EXERCISE INSTRUCTIONS -
Each line that contains the word "Industri" counts once; give the total for the records below and nothing else.

Data excerpts
■ ■ ■ ■ ■

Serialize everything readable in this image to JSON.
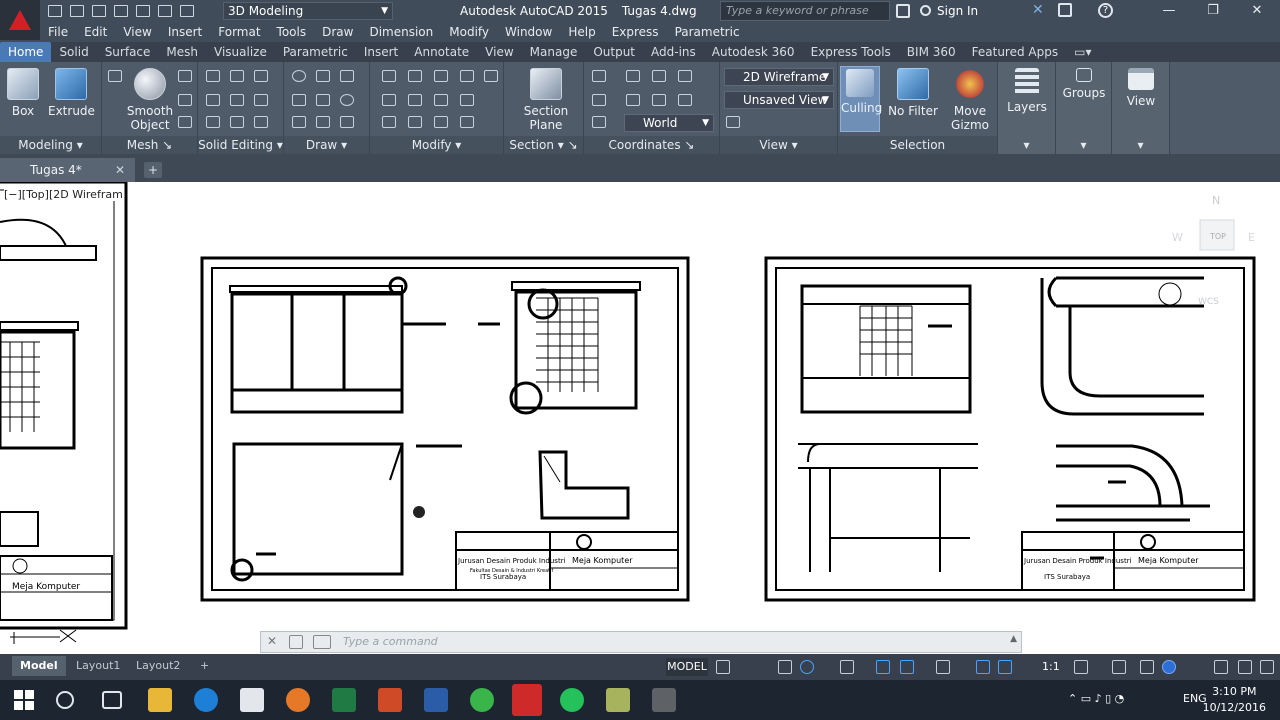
{
  "window": {
    "app_title": "Autodesk AutoCAD 2015",
    "file_name": "Tugas 4.dwg",
    "workspace": "3D Modeling",
    "search_placeholder": "Type a keyword or phrase",
    "sign_in": "Sign In"
  },
  "menu": [
    "File",
    "Edit",
    "View",
    "Insert",
    "Format",
    "Tools",
    "Draw",
    "Dimension",
    "Modify",
    "Window",
    "Help",
    "Express",
    "Parametric"
  ],
  "ribbon_tabs": [
    "Home",
    "Solid",
    "Surface",
    "Mesh",
    "Visualize",
    "Parametric",
    "Insert",
    "Annotate",
    "View",
    "Manage",
    "Output",
    "Add-ins",
    "Autodesk 360",
    "Express Tools",
    "BIM 360",
    "Featured Apps"
  ],
  "ribbon": {
    "modeling": {
      "title": "Modeling",
      "box": "Box",
      "extrude": "Extrude",
      "smooth1": "Smooth",
      "smooth2": "Object"
    },
    "mesh": {
      "title": "Mesh"
    },
    "solid_editing": {
      "title": "Solid Editing"
    },
    "draw": {
      "title": "Draw"
    },
    "modify": {
      "title": "Modify"
    },
    "section": {
      "title": "Section",
      "label1": "Section",
      "label2": "Plane"
    },
    "coordinates": {
      "title": "Coordinates",
      "ucs": "World"
    },
    "view": {
      "title": "View",
      "visual_style": "2D Wireframe",
      "saved_view": "Unsaved View"
    },
    "selection": {
      "title": "Selection",
      "culling": "Culling",
      "no_filter": "No Filter",
      "move1": "Move",
      "move2": "Gizmo"
    },
    "layers": "Layers",
    "groups": "Groups",
    "view_btn": "View"
  },
  "doc_tab": "Tugas 4*",
  "viewport_label": "[−][Top][2D Wirefram",
  "viewcube": {
    "top": "TOP",
    "n": "N",
    "w": "W",
    "e": "E",
    "wcs": "WCS"
  },
  "drawings": {
    "left_title": "Meja Komputer",
    "mid_institution1": "Jurusan Desain Produk Industri",
    "mid_institution2": "Fakultas Desain & Industri Kreatif",
    "mid_city": "ITS Surabaya",
    "mid_title": "Meja Komputer",
    "right_institution1": "Jurusan Desain Produk Industri",
    "right_city": "ITS Surabaya",
    "right_title": "Meja Komputer"
  },
  "command": {
    "placeholder": "Type a command"
  },
  "layout_tabs": [
    "Model",
    "Layout1",
    "Layout2"
  ],
  "status_model": "MODEL",
  "status_scale": "1:1",
  "taskbar": {
    "lang": "ENG",
    "time": "3:10 PM",
    "date": "10/12/2016"
  },
  "colors": {
    "accent": "#4a7ab5",
    "ribbon": "#4f5b69",
    "title": "#414c5a",
    "taskbar": "#1c2530"
  }
}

■ ■ ■ ■ ■

EXERCISE RESULT -
3